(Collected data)

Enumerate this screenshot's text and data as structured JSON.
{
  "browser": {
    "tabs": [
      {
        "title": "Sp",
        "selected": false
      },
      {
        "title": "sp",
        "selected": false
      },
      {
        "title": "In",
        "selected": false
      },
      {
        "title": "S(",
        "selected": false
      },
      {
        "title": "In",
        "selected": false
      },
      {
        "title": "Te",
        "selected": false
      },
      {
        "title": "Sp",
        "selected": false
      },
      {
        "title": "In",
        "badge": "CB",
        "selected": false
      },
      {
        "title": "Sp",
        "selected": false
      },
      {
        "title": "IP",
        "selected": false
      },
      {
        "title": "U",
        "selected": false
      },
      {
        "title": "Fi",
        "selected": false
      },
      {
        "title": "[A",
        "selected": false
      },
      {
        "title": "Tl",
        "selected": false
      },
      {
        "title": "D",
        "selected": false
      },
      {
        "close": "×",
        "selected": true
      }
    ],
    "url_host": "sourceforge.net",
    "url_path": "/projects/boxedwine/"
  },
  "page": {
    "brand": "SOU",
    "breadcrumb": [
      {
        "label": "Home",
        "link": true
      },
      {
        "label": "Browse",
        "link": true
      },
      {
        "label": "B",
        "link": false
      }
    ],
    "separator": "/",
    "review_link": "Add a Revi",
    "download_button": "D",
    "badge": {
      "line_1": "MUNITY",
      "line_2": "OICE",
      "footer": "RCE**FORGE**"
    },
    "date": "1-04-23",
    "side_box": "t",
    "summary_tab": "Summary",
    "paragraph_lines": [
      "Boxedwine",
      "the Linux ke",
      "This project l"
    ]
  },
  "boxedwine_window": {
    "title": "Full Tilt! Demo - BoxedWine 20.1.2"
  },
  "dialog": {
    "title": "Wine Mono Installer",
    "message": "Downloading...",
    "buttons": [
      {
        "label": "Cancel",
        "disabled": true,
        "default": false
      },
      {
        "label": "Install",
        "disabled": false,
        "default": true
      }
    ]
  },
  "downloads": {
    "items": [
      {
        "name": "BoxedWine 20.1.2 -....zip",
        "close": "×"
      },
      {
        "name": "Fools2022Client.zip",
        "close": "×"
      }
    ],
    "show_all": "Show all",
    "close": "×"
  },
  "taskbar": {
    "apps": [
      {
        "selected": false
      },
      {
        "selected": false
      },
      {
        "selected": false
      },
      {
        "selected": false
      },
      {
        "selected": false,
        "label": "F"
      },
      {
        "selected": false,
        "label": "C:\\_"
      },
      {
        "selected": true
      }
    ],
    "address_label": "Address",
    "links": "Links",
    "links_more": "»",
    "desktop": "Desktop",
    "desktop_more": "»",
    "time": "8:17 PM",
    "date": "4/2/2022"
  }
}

## Brief
Repeat the data precisely, line by line.

## Answer to this problem
Enumerate this screenshot's text and data as structured JSON.
{
  "browser": {
    "tabs": [
      {
        "title": "Sp",
        "selected": false
      },
      {
        "title": "sp",
        "selected": false
      },
      {
        "title": "In",
        "selected": false
      },
      {
        "title": "S(",
        "selected": false
      },
      {
        "title": "In",
        "selected": false
      },
      {
        "title": "Te",
        "selected": false
      },
      {
        "title": "Sp",
        "selected": false
      },
      {
        "title": "In",
        "badge": "CB",
        "selected": false
      },
      {
        "title": "Sp",
        "selected": false
      },
      {
        "title": "IP",
        "selected": false
      },
      {
        "title": "U",
        "selected": false
      },
      {
        "title": "Fi",
        "selected": false
      },
      {
        "title": "[A",
        "selected": false
      },
      {
        "title": "Tl",
        "selected": false
      },
      {
        "title": "D",
        "selected": false
      },
      {
        "close": "×",
        "selected": true
      }
    ],
    "url_host": "sourceforge.net",
    "url_path": "/projects/boxedwine/"
  },
  "page": {
    "brand": "SOU",
    "breadcrumb": [
      {
        "label": "Home",
        "link": true
      },
      {
        "label": "Browse",
        "link": true
      },
      {
        "label": "B",
        "link": false
      }
    ],
    "separator": "/",
    "review_link": "Add a Revi",
    "download_button": "D",
    "badge": {
      "line_1": "MUNITY",
      "line_2": "OICE",
      "footer": "RCE**FORGE**"
    },
    "date": "1-04-23",
    "side_box": "t",
    "summary_tab": "Summary",
    "paragraph_lines": [
      "Boxedwine",
      "the Linux ke",
      "This project l"
    ]
  },
  "boxedwine_window": {
    "title": "Full Tilt! Demo - BoxedWine 20.1.2"
  },
  "dialog": {
    "title": "Wine Mono Installer",
    "message": "Downloading...",
    "buttons": [
      {
        "label": "Cancel",
        "disabled": true,
        "default": false
      },
      {
        "label": "Install",
        "disabled": false,
        "default": true
      }
    ]
  },
  "downloads": {
    "items": [
      {
        "name": "BoxedWine 20.1.2 -....zip",
        "close": "×"
      },
      {
        "name": "Fools2022Client.zip",
        "close": "×"
      }
    ],
    "show_all": "Show all",
    "close": "×"
  },
  "taskbar": {
    "apps": [
      {
        "selected": false
      },
      {
        "selected": false
      },
      {
        "selected": false
      },
      {
        "selected": false
      },
      {
        "selected": false,
        "label": "F"
      },
      {
        "selected": false,
        "label": "C:\\_"
      },
      {
        "selected": true
      }
    ],
    "address_label": "Address",
    "links": "Links",
    "links_more": "»",
    "desktop": "Desktop",
    "desktop_more": "»",
    "time": "8:17 PM",
    "date": "4/2/2022"
  }
}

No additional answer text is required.